**Information given**
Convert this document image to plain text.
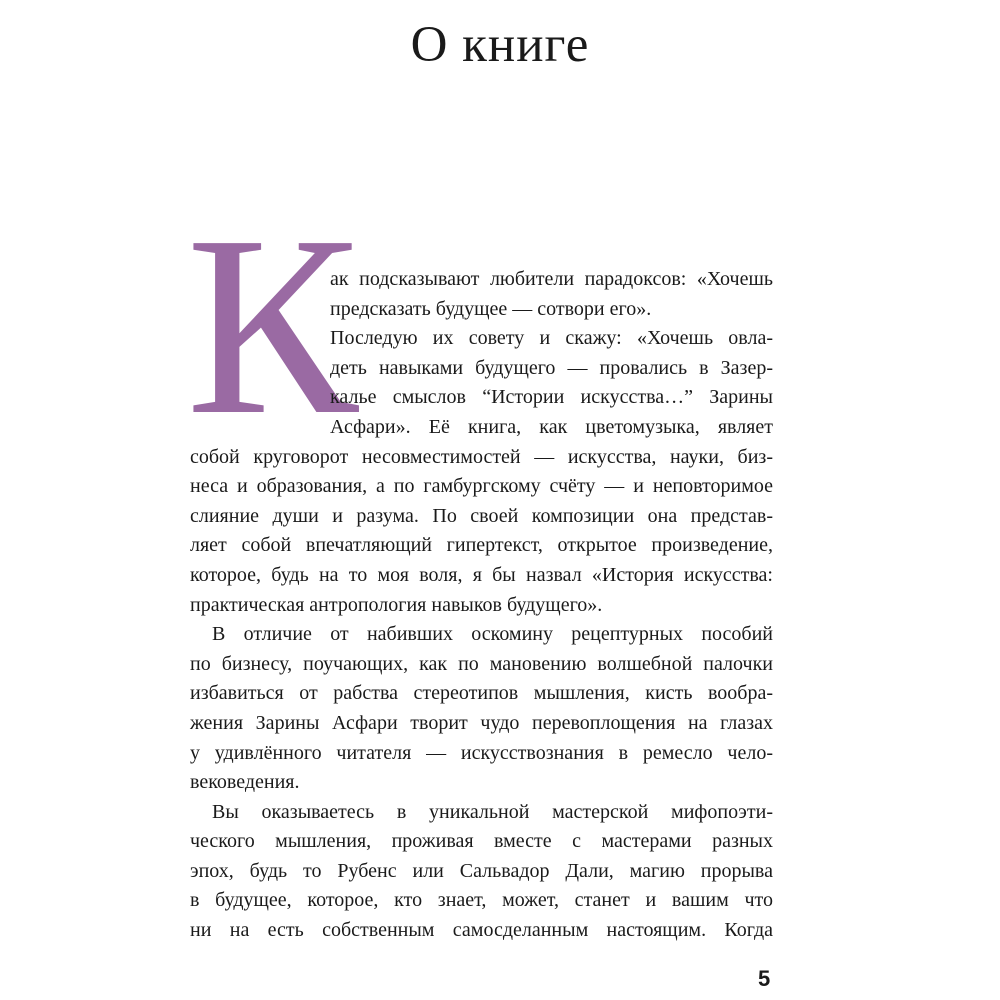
О книге
К
ак подсказывают любители парадоксов: «Хочешь
предсказать будущее — сотвори его».
Последую их совету и скажу: «Хочешь овла-
деть навыками будущего — провались в Зазер-
калье смыслов “Истории искусства…” Зарины
Асфари». Её книга, как цветомузыка, являет
собой круговорот несовместимостей — искусства, науки, биз-
неса и образования, а по гамбургскому счёту — и неповторимое
слияние души и разума. По своей композиции она представ-
ляет собой впечатляющий гипертекст, открытое произведение,
которое, будь на то моя воля, я бы назвал «История искусства:
практическая антропология навыков будущего».
В отличие от набивших оскомину рецептурных пособий
по бизнесу, поучающих, как по мановению волшебной палочки
избавиться от рабства стереотипов мышления, кисть вообра-
жения Зарины Асфари творит чудо перевоплощения на глазах
у удивлённого читателя — искусствознания в ремесло чело-
вековедения.
Вы оказываетесь в уникальной мастерской мифопоэти-
ческого мышления, проживая вместе с мастерами разных
эпох, будь то Рубенс или Сальвадор Дали, магию прорыва
в будущее, которое, кто знает, может, станет и вашим что
ни на есть собственным самосделанным настоящим. Когда
5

**Directions**
Your task is to repeat the material above exactly, without its pictures.

**Finished exercise**
Convert this document image to plain text.
О книге
К
ак подсказывают любители парадоксов: «Хочешь
предсказать будущее — сотвори его».
Последую их совету и скажу: «Хочешь овла-
деть навыками будущего — провались в Зазер-
калье смыслов “Истории искусства…” Зарины
Асфари». Её книга, как цветомузыка, являет
собой круговорот несовместимостей — искусства, науки, биз-
неса и образования, а по гамбургскому счёту — и неповторимое
слияние души и разума. По своей композиции она представ-
ляет собой впечатляющий гипертекст, открытое произведение,
которое, будь на то моя воля, я бы назвал «История искусства:
практическая антропология навыков будущего».
В отличие от набивших оскомину рецептурных пособий
по бизнесу, поучающих, как по мановению волшебной палочки
избавиться от рабства стереотипов мышления, кисть вообра-
жения Зарины Асфари творит чудо перевоплощения на глазах
у удивлённого читателя — искусствознания в ремесло чело-
вековедения.
Вы оказываетесь в уникальной мастерской мифопоэти-
ческого мышления, проживая вместе с мастерами разных
эпох, будь то Рубенс или Сальвадор Дали, магию прорыва
в будущее, которое, кто знает, может, станет и вашим что
ни на есть собственным самосделанным настоящим. Когда
5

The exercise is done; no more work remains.